#### What is asked:
Below is a listing; reproduce each line of it exactly.

#### Data in this exercise:
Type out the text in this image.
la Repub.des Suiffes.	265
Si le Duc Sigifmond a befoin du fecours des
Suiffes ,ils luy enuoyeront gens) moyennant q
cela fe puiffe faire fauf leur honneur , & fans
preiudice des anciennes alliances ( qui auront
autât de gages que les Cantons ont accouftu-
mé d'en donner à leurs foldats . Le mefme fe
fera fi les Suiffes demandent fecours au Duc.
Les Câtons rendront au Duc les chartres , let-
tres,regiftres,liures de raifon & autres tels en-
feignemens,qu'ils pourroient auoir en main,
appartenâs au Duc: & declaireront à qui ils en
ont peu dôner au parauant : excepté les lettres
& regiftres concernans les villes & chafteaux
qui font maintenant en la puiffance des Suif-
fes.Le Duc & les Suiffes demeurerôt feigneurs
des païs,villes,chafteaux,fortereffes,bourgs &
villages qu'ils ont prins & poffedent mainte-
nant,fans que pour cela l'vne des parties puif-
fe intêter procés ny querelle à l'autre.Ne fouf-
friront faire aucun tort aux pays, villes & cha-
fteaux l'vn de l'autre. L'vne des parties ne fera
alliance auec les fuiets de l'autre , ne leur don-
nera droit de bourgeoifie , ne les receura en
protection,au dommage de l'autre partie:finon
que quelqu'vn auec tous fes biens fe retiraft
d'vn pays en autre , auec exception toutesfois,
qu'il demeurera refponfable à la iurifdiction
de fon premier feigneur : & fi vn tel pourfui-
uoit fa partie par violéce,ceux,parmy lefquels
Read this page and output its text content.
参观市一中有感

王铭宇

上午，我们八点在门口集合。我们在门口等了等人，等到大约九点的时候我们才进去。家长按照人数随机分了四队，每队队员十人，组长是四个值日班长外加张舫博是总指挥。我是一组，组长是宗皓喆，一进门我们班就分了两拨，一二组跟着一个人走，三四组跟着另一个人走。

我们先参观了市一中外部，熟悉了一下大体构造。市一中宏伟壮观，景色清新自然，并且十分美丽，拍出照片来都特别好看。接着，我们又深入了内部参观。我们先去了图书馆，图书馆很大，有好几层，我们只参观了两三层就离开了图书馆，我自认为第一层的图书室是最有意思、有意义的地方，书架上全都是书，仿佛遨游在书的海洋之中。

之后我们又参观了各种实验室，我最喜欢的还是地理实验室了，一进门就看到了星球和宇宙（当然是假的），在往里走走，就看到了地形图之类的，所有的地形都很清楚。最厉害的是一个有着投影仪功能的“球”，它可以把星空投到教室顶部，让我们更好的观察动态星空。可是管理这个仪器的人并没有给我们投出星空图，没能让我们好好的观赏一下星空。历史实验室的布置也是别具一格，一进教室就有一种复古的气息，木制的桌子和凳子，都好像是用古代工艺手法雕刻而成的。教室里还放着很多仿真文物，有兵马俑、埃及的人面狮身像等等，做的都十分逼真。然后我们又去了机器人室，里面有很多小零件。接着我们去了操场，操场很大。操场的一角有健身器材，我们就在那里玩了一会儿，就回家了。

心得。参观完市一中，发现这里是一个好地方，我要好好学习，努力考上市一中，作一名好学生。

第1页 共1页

#### Task output:
Type out the text in this image.
la Repub.des Suiffes.	265
Si le Duc Sigifmond a befoin du fecours des
Suiffes ,ils luy enuoyeront gens) moyennant q
cela fe puiffe faire fauf leur honneur , & fans
preiudice des anciennes alliances ( qui auront
autât de gages que les Cantons ont accouftu-
mé d'en donner à leurs foldats . Le mefme fe
fera fi les Suiffes demandent fecours au Duc.
Les Câtons rendront au Duc les chartres , let-
tres,regiftres,liures de raifon & autres tels en-
feignemens,qu'ils pourroient auoir en main,
appartenâs au Duc: & declaireront à qui ils en
ont peu dôner au parauant : excepté les lettres
& regiftres concernans les villes & chafteaux
qui font maintenant en la puiffance des Suif-
fes.Le Duc & les Suiffes demeurerôt feigneurs
des païs,villes,chafteaux,fortereffes,bourgs &
villages qu'ils ont prins & poffedent mainte-
nant,fans que pour cela l'vne des parties puif-
fe intêter procés ny querelle à l'autre.Ne fouf-
friront faire aucun tort aux pays, villes & cha-
fteaux l'vn de l'autre. L'vne des parties ne fera
alliance auec les fuiets de l'autre , ne leur don-
nera droit de bourgeoifie , ne les receura en
protection,au dommage de l'autre partie:finon
que quelqu'vn auec tous fes biens fe retiraft
d'vn pays en autre , auec exception toutesfois,
qu'il demeurera refponfable à la iurifdiction
de fon premier feigneur : & fi vn tel pourfui-
uoit fa partie par violéce,ceux,parmy lefquels
Read this page and output its text content.
参观市一中有感

王铭宇

上午，我们八点在门口集合。我们在门口等了等人，等到大约九点的时候我们才进去。家长按照人数随机分了四队，每队队员十人，组长是四个值日班长外加张舫博是总指挥。我是一组，组长是宗皓喆，一进门我们班就分了两拨，一二组跟着一个人走，三四组跟着另一个人走。

我们先参观了市一中外部，熟悉了一下大体构造。市一中宏伟壮观，景色清新自然，并且十分美丽，拍出照片来都特别好看。接着，我们又深入了内部参观。我们先去了图书馆，图书馆很大，有好几层，我们只参观了两三层就离开了图书馆，我自认为第一层的图书室是最有意思、有意义的地方，书架上全都是书，仿佛遨游在书的海洋之中。

之后我们又参观了各种实验室，我最喜欢的还是地理实验室了，一进门就看到了星球和宇宙（当然是假的），在往里走走，就看到了地形图之类的，所有的地形都很清楚。最厉害的是一个有着投影仪功能的“球”，它可以把星空投到教室顶部，让我们更好的观察动态星空。可是管理这个仪器的人并没有给我们投出星空图，没能让我们好好的观赏一下星空。历史实验室的布置也是别具一格，一进教室就有一种复古的气息，木制的桌子和凳子，都好像是用古代工艺手法雕刻而成的。教室里还放着很多仿真文物，有兵马俑、埃及的人面狮身像等等，做的都十分逼真。然后我们又去了机器人室，里面有很多小零件。接着我们去了操场，操场很大。操场的一角有健身器材，我们就在那里玩了一会儿，就回家了。

心得。参观完市一中，发现这里是一个好地方，我要好好学习，努力考上市一中，作一名好学生。

第1页 共1页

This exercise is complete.